Every line of the material is to be repeated exactly as it stands.

--- start ---

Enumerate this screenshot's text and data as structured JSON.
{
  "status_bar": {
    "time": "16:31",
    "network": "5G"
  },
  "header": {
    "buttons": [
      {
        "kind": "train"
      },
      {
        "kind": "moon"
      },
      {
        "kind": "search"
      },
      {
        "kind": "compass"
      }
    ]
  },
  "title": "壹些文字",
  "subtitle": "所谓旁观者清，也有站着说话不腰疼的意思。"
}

--- end ---

● RESPONSE:
Enumerate this screenshot's text and data as structured JSON.
{
  "status_bar": {
    "time": "16:31",
    "network": "5G"
  },
  "header": {
    "buttons": [
      {
        "kind": "train"
      },
      {
        "kind": "moon"
      },
      {
        "kind": "search"
      },
      {
        "kind": "compass"
      }
    ]
  },
  "title": "壹些文字",
  "subtitle": "所谓旁观者清，也有站着说话不腰疼的意思。"
}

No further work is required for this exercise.